# EXERCISE REQUIREMENTS
Scan the records for the word "marker". Copy each line that includes it.

# AVAILABLE RECORDS

::::

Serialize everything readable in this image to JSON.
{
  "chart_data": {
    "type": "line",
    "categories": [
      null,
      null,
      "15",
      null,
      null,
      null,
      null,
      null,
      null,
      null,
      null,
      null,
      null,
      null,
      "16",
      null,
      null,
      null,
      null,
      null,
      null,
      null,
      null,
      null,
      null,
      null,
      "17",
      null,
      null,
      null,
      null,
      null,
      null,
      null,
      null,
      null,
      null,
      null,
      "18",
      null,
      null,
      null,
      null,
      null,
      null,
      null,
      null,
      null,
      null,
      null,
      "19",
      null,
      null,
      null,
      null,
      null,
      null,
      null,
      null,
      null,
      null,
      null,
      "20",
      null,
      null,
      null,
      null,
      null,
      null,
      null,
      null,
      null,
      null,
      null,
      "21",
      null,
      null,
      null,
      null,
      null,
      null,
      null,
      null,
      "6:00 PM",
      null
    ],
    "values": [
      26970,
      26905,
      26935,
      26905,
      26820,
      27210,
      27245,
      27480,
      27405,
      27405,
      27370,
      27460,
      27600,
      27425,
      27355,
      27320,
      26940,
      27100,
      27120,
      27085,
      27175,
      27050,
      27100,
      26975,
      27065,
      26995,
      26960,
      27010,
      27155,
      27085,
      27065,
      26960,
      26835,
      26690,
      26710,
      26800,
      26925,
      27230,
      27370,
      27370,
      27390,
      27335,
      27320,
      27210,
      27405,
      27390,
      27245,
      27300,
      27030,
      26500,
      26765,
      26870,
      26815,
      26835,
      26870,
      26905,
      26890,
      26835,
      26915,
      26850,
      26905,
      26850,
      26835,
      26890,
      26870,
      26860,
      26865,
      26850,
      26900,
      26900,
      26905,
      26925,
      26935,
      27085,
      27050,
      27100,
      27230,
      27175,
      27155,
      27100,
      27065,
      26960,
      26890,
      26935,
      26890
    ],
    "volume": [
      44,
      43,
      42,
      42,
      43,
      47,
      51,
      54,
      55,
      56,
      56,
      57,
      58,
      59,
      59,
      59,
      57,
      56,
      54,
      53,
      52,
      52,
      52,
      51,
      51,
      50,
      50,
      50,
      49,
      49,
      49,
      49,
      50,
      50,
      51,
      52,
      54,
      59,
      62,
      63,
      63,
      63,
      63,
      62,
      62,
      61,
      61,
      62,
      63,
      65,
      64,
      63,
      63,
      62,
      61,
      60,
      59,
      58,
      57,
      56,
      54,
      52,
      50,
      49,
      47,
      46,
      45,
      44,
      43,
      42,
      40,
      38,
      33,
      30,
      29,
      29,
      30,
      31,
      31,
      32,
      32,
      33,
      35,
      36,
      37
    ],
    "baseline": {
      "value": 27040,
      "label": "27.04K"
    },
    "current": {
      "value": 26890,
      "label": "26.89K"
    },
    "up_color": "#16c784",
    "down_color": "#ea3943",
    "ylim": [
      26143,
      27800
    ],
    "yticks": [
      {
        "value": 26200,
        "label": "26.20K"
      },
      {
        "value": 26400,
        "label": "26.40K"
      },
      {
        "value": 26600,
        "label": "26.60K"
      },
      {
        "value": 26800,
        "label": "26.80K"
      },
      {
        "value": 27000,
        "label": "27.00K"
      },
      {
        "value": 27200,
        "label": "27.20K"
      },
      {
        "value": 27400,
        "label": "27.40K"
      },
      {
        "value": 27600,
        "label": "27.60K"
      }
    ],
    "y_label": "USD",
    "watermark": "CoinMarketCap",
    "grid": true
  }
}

::::

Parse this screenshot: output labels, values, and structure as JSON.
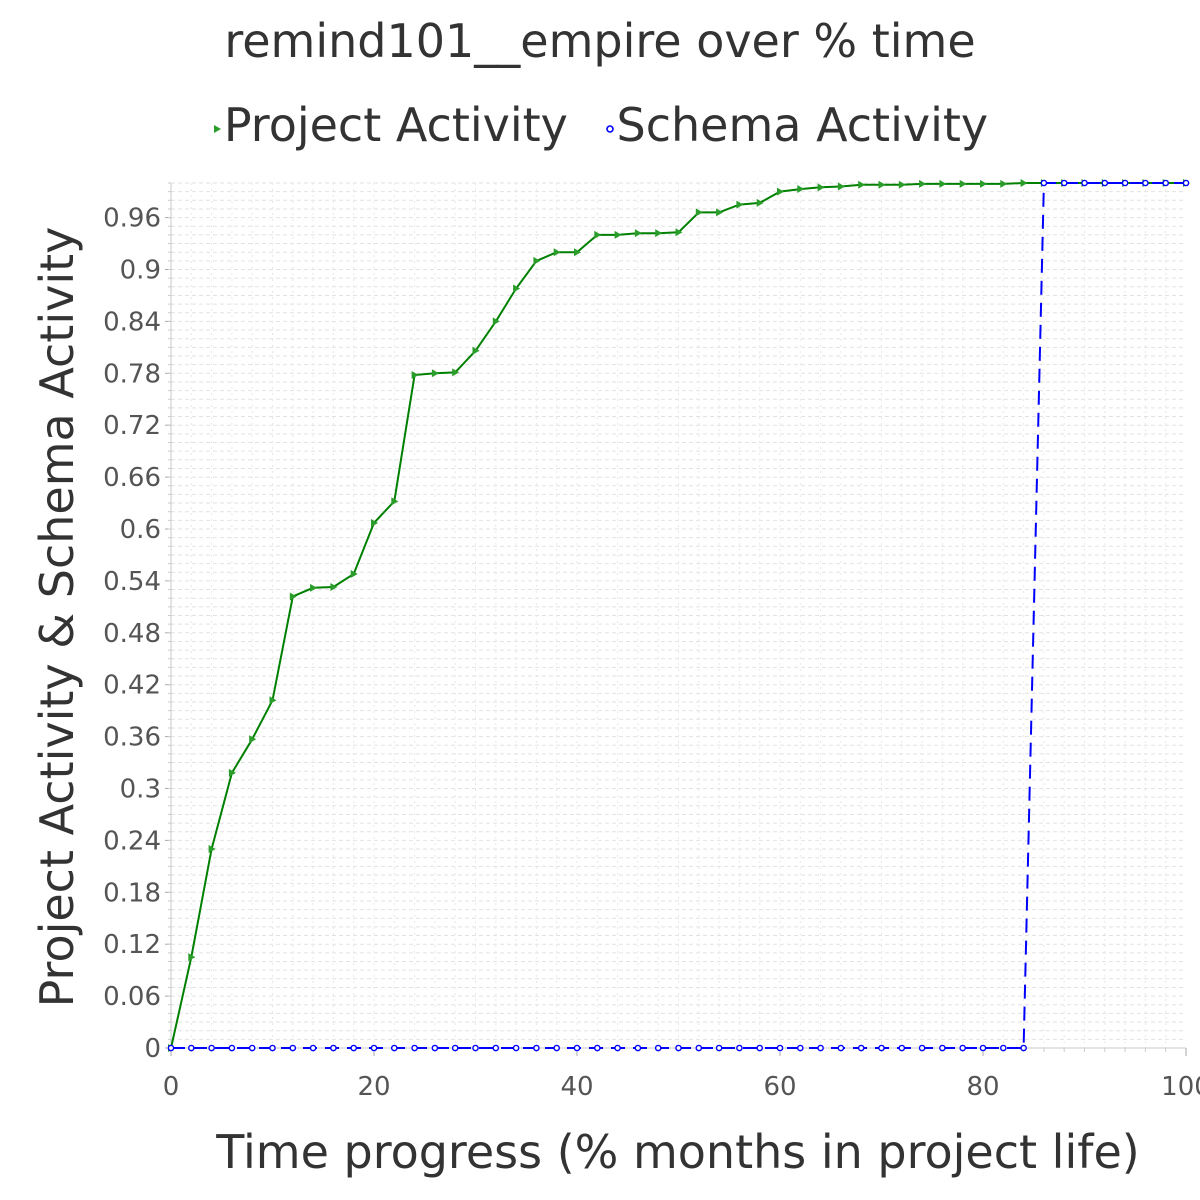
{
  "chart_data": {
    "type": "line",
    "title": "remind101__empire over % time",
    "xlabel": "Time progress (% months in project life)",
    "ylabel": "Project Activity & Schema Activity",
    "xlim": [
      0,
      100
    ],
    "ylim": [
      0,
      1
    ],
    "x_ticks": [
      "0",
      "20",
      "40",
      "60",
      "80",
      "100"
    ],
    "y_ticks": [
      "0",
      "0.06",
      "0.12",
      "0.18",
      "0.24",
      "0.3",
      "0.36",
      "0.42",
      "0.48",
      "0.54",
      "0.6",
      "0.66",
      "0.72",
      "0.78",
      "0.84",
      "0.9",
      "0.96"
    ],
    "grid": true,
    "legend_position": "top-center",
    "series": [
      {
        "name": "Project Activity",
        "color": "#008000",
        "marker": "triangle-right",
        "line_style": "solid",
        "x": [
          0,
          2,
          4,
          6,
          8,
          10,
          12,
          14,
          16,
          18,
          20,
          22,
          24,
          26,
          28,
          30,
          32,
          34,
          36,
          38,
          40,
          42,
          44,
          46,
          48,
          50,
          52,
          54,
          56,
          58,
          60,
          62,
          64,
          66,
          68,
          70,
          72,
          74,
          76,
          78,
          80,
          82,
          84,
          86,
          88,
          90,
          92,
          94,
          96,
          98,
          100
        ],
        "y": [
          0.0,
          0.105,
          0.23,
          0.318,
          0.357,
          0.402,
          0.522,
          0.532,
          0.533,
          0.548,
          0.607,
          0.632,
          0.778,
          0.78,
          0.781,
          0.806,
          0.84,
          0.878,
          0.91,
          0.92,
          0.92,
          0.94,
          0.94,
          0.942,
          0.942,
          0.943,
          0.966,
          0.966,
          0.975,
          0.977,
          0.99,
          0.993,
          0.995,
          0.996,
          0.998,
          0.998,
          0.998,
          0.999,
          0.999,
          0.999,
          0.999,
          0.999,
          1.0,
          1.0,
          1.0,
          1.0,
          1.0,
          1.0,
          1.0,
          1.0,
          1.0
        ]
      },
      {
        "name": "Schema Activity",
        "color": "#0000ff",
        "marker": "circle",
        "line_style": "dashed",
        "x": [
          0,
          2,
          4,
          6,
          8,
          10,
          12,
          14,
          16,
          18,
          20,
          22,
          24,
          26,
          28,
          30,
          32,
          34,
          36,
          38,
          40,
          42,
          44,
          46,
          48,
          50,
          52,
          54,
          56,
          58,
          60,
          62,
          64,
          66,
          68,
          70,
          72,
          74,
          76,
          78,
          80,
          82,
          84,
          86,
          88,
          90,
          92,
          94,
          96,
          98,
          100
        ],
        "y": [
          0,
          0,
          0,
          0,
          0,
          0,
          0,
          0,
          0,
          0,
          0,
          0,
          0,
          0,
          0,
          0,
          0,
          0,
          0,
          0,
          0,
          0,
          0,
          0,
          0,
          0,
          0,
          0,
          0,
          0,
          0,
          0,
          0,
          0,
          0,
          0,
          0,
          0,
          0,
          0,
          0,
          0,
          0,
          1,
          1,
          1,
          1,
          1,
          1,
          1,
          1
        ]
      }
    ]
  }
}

::::

# WRITTEN REPLY
        "marker": "triangle-right",
        "marker": "circle",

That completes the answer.